> _Given instruction_
Reproduce all of the data exactly.
• • • •
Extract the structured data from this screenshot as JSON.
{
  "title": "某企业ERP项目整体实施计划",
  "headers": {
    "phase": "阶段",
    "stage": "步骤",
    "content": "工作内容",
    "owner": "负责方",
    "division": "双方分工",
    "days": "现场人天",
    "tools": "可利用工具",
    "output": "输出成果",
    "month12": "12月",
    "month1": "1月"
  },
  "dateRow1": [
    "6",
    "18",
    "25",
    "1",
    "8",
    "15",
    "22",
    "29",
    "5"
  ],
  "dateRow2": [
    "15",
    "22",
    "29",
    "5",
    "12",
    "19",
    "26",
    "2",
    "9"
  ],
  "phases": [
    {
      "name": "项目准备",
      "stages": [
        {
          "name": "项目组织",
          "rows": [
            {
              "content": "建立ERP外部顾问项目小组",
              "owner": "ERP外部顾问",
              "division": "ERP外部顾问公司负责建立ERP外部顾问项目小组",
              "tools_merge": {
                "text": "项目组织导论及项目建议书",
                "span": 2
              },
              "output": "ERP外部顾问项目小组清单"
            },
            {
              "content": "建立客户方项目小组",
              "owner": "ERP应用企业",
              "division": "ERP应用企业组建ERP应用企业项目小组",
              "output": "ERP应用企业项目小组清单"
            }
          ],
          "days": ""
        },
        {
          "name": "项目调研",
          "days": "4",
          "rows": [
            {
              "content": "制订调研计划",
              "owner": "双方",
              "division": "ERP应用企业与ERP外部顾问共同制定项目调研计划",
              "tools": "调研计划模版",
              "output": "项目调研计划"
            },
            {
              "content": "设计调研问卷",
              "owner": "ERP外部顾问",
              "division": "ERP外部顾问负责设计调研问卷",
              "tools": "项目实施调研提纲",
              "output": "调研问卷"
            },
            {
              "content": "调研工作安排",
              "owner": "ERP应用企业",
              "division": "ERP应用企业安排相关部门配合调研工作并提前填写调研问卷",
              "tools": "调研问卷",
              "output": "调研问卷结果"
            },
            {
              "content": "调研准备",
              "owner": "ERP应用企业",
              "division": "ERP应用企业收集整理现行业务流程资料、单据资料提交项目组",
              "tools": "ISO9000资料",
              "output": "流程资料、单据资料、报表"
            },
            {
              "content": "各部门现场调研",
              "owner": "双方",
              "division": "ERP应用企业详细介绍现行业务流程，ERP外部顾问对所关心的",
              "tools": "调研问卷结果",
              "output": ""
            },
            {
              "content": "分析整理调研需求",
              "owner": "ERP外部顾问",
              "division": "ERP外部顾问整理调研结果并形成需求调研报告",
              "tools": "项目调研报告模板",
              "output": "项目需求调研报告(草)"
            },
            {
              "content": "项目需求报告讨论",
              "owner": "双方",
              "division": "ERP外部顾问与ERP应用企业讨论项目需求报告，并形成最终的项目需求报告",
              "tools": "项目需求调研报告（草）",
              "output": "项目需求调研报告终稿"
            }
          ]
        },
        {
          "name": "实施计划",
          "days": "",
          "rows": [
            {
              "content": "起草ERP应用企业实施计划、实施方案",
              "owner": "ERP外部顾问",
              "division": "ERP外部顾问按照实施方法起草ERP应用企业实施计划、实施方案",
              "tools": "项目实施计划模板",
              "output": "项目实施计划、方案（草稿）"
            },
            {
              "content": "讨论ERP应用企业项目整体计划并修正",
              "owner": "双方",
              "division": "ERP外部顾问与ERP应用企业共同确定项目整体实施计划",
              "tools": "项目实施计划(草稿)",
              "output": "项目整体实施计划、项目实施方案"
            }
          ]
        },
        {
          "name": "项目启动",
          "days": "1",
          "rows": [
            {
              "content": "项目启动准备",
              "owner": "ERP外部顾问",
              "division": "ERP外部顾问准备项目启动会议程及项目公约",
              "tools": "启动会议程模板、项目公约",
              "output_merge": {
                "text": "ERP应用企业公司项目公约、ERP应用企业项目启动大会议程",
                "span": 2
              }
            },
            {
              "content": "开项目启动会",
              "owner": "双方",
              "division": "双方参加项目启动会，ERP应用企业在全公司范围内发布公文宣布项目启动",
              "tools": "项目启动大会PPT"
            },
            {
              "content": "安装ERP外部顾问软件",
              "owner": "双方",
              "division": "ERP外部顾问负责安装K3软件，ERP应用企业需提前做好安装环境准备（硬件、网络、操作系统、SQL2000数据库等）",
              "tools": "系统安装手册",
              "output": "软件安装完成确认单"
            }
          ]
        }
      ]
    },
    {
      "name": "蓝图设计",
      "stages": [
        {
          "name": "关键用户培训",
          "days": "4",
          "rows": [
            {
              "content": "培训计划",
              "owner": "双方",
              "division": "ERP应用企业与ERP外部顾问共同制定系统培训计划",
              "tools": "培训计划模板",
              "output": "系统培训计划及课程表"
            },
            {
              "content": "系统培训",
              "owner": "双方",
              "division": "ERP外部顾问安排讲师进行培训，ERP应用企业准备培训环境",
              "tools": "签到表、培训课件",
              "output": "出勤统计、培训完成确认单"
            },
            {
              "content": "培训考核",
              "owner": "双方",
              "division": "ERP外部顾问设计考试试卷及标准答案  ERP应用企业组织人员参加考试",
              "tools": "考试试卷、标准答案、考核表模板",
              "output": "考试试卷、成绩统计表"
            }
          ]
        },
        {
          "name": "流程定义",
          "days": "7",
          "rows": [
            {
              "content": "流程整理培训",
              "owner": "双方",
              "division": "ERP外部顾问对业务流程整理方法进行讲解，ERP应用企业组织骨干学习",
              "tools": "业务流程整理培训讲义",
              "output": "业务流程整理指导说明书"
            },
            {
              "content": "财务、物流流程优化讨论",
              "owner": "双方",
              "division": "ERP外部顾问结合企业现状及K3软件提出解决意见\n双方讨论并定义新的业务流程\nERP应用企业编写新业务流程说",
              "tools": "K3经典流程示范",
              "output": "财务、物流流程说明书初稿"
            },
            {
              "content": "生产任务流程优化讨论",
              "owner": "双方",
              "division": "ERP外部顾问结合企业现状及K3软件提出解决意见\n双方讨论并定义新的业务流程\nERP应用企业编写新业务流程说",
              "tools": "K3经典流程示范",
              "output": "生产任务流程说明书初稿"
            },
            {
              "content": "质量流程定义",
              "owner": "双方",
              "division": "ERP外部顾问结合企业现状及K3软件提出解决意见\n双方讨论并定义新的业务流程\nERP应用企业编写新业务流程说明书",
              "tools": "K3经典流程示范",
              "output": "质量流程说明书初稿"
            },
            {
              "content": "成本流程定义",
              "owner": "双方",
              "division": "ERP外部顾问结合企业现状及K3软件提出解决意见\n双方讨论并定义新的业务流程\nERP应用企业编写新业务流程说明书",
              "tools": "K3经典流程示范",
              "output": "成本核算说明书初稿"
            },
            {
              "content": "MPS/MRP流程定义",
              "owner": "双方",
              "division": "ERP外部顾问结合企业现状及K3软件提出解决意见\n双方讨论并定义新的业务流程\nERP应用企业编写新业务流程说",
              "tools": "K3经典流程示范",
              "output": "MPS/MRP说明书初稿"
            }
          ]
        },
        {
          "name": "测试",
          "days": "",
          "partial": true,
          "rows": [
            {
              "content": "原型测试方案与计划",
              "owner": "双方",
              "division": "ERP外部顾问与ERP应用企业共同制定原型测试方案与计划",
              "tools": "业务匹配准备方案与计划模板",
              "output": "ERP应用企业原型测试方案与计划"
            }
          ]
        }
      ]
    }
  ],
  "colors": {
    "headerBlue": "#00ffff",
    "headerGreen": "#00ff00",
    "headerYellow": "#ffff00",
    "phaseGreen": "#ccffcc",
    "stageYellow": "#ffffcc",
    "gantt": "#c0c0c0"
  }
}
• • • •
> _Reply_
Extract the structured data from this screenshot as JSON.
{
  "title": "某企业ERP项目整体实施计划",
  "headers": {
    "phase": "阶段",
    "stage": "步骤",
    "content": "工作内容",
    "owner": "负责方",
    "division": "双方分工",
    "days": "现场人天",
    "tools": "可利用工具",
    "output": "输出成果",
    "month12": "12月",
    "month1": "1月"
  },
  "dateRow1": [
    "6",
    "18",
    "25",
    "1",
    "8",
    "15",
    "22",
    "29",
    "5"
  ],
  "dateRow2": [
    "15",
    "22",
    "29",
    "5",
    "12",
    "19",
    "26",
    "2",
    "9"
  ],
  "phases": [
    {
      "name": "项目准备",
      "stages": [
        {
          "name": "项目组织",
          "rows": [
            {
              "content": "建立ERP外部顾问项目小组",
              "owner": "ERP外部顾问",
              "division": "ERP外部顾问公司负责建立ERP外部顾问项目小组",
              "tools_merge": {
                "text": "项目组织导论及项目建议书",
                "span": 2
              },
              "output": "ERP外部顾问项目小组清单"
            },
            {
              "content": "建立客户方项目小组",
              "owner": "ERP应用企业",
              "division": "ERP应用企业组建ERP应用企业项目小组",
              "output": "ERP应用企业项目小组清单"
            }
          ],
          "days": ""
        },
        {
          "name": "项目调研",
          "days": "4",
          "rows": [
            {
              "content": "制订调研计划",
              "owner": "双方",
              "division": "ERP应用企业与ERP外部顾问共同制定项目调研计划",
              "tools": "调研计划模版",
              "output": "项目调研计划"
            },
            {
              "content": "设计调研问卷",
              "owner": "ERP外部顾问",
              "division": "ERP外部顾问负责设计调研问卷",
              "tools": "项目实施调研提纲",
              "output": "调研问卷"
            },
            {
              "content": "调研工作安排",
              "owner": "ERP应用企业",
              "division": "ERP应用企业安排相关部门配合调研工作并提前填写调研问卷",
              "tools": "调研问卷",
              "output": "调研问卷结果"
            },
            {
              "content": "调研准备",
              "owner": "ERP应用企业",
              "division": "ERP应用企业收集整理现行业务流程资料、单据资料提交项目组",
              "tools": "ISO9000资料",
              "output": "流程资料、单据资料、报表"
            },
            {
              "content": "各部门现场调研",
              "owner": "双方",
              "division": "ERP应用企业详细介绍现行业务流程，ERP外部顾问对所关心的",
              "tools": "调研问卷结果",
              "output": ""
            },
            {
              "content": "分析整理调研需求",
              "owner": "ERP外部顾问",
              "division": "ERP外部顾问整理调研结果并形成需求调研报告",
              "tools": "项目调研报告模板",
              "output": "项目需求调研报告(草)"
            },
            {
              "content": "项目需求报告讨论",
              "owner": "双方",
              "division": "ERP外部顾问与ERP应用企业讨论项目需求报告，并形成最终的项目需求报告",
              "tools": "项目需求调研报告（草）",
              "output": "项目需求调研报告终稿"
            }
          ]
        },
        {
          "name": "实施计划",
          "days": "",
          "rows": [
            {
              "content": "起草ERP应用企业实施计划、实施方案",
              "owner": "ERP外部顾问",
              "division": "ERP外部顾问按照实施方法起草ERP应用企业实施计划、实施方案",
              "tools": "项目实施计划模板",
              "output": "项目实施计划、方案（草稿）"
            },
            {
              "content": "讨论ERP应用企业项目整体计划并修正",
              "owner": "双方",
              "division": "ERP外部顾问与ERP应用企业共同确定项目整体实施计划",
              "tools": "项目实施计划(草稿)",
              "output": "项目整体实施计划、项目实施方案"
            }
          ]
        },
        {
          "name": "项目启动",
          "days": "1",
          "rows": [
            {
              "content": "项目启动准备",
              "owner": "ERP外部顾问",
              "division": "ERP外部顾问准备项目启动会议程及项目公约",
              "tools": "启动会议程模板、项目公约",
              "output_merge": {
                "text": "ERP应用企业公司项目公约、ERP应用企业项目启动大会议程",
                "span": 2
              }
            },
            {
              "content": "开项目启动会",
              "owner": "双方",
              "division": "双方参加项目启动会，ERP应用企业在全公司范围内发布公文宣布项目启动",
              "tools": "项目启动大会PPT"
            },
            {
              "content": "安装ERP外部顾问软件",
              "owner": "双方",
              "division": "ERP外部顾问负责安装K3软件，ERP应用企业需提前做好安装环境准备（硬件、网络、操作系统、SQL2000数据库等）",
              "tools": "系统安装手册",
              "output": "软件安装完成确认单"
            }
          ]
        }
      ]
    },
    {
      "name": "蓝图设计",
      "stages": [
        {
          "name": "关键用户培训",
          "days": "4",
          "rows": [
            {
              "content": "培训计划",
              "owner": "双方",
              "division": "ERP应用企业与ERP外部顾问共同制定系统培训计划",
              "tools": "培训计划模板",
              "output": "系统培训计划及课程表"
            },
            {
              "content": "系统培训",
              "owner": "双方",
              "division": "ERP外部顾问安排讲师进行培训，ERP应用企业准备培训环境",
              "tools": "签到表、培训课件",
              "output": "出勤统计、培训完成确认单"
            },
            {
              "content": "培训考核",
              "owner": "双方",
              "division": "ERP外部顾问设计考试试卷及标准答案  ERP应用企业组织人员参加考试",
              "tools": "考试试卷、标准答案、考核表模板",
              "output": "考试试卷、成绩统计表"
            }
          ]
        },
        {
          "name": "流程定义",
          "days": "7",
          "rows": [
            {
              "content": "流程整理培训",
              "owner": "双方",
              "division": "ERP外部顾问对业务流程整理方法进行讲解，ERP应用企业组织骨干学习",
              "tools": "业务流程整理培训讲义",
              "output": "业务流程整理指导说明书"
            },
            {
              "content": "财务、物流流程优化讨论",
              "owner": "双方",
              "division": "ERP外部顾问结合企业现状及K3软件提出解决意见\n双方讨论并定义新的业务流程\nERP应用企业编写新业务流程说",
              "tools": "K3经典流程示范",
              "output": "财务、物流流程说明书初稿"
            },
            {
              "content": "生产任务流程优化讨论",
              "owner": "双方",
              "division": "ERP外部顾问结合企业现状及K3软件提出解决意见\n双方讨论并定义新的业务流程\nERP应用企业编写新业务流程说",
              "tools": "K3经典流程示范",
              "output": "生产任务流程说明书初稿"
            },
            {
              "content": "质量流程定义",
              "owner": "双方",
              "division": "ERP外部顾问结合企业现状及K3软件提出解决意见\n双方讨论并定义新的业务流程\nERP应用企业编写新业务流程说明书",
              "tools": "K3经典流程示范",
              "output": "质量流程说明书初稿"
            },
            {
              "content": "成本流程定义",
              "owner": "双方",
              "division": "ERP外部顾问结合企业现状及K3软件提出解决意见\n双方讨论并定义新的业务流程\nERP应用企业编写新业务流程说明书",
              "tools": "K3经典流程示范",
              "output": "成本核算说明书初稿"
            },
            {
              "content": "MPS/MRP流程定义",
              "owner": "双方",
              "division": "ERP外部顾问结合企业现状及K3软件提出解决意见\n双方讨论并定义新的业务流程\nERP应用企业编写新业务流程说",
              "tools": "K3经典流程示范",
              "output": "MPS/MRP说明书初稿"
            }
          ]
        },
        {
          "name": "测试",
          "days": "",
          "partial": true,
          "rows": [
            {
              "content": "原型测试方案与计划",
              "owner": "双方",
              "division": "ERP外部顾问与ERP应用企业共同制定原型测试方案与计划",
              "tools": "业务匹配准备方案与计划模板",
              "output": "ERP应用企业原型测试方案与计划"
            }
          ]
        }
      ]
    }
  ],
  "colors": {
    "headerBlue": "#00ffff",
    "headerGreen": "#00ff00",
    "headerYellow": "#ffff00",
    "phaseGreen": "#ccffcc",
    "stageYellow": "#ffffcc",
    "gantt": "#c0c0c0"
  }
}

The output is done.